__TO DO__. Tally the lines in the listing below that contain "Frequency" and report the tally alone.

__SUPPLIED MATERIAL__.
::::

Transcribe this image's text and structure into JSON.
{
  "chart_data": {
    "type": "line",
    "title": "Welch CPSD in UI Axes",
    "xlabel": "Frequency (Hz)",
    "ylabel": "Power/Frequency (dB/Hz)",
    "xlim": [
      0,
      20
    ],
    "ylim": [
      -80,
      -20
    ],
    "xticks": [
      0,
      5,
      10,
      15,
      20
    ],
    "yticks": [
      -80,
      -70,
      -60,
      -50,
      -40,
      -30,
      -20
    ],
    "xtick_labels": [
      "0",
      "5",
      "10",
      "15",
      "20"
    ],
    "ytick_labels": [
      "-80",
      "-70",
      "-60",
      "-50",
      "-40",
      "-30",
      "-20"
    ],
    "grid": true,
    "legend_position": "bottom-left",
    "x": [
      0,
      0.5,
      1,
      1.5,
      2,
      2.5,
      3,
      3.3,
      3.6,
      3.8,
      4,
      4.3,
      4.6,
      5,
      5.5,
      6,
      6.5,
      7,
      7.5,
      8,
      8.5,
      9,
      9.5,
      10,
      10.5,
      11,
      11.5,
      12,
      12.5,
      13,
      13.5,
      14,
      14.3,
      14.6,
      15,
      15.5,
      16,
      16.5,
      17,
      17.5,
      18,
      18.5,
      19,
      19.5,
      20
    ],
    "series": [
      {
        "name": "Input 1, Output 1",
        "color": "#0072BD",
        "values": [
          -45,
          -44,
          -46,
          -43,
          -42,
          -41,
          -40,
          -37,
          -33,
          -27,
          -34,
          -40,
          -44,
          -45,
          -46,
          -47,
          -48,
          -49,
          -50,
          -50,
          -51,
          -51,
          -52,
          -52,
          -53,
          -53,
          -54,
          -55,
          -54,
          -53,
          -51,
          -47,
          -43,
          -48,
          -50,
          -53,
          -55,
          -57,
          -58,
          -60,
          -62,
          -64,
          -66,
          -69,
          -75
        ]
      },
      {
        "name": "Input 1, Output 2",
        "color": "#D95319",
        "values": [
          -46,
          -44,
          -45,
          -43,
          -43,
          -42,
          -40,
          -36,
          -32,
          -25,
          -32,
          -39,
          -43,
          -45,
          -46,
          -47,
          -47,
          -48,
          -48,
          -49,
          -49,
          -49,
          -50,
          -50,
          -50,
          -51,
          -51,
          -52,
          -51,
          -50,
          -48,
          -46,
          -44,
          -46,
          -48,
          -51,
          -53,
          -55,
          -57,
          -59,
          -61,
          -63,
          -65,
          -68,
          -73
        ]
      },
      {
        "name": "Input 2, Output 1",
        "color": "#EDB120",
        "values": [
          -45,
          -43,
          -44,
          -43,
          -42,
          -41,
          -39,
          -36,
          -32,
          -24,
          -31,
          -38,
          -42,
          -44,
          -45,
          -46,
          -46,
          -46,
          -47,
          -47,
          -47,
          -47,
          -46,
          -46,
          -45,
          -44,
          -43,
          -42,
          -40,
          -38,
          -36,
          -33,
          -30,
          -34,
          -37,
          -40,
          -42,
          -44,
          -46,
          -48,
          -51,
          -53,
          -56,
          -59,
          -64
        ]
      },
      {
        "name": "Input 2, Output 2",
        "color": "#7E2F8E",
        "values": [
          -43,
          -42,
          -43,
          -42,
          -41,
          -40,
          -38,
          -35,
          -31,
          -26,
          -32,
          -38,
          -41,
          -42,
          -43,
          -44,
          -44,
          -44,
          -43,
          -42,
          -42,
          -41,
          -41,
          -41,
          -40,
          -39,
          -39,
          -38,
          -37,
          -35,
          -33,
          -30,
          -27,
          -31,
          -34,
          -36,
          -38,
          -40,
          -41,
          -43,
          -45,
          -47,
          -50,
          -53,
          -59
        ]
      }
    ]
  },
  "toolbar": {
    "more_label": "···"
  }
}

::::

__EXERCISE RESPONSE__. 2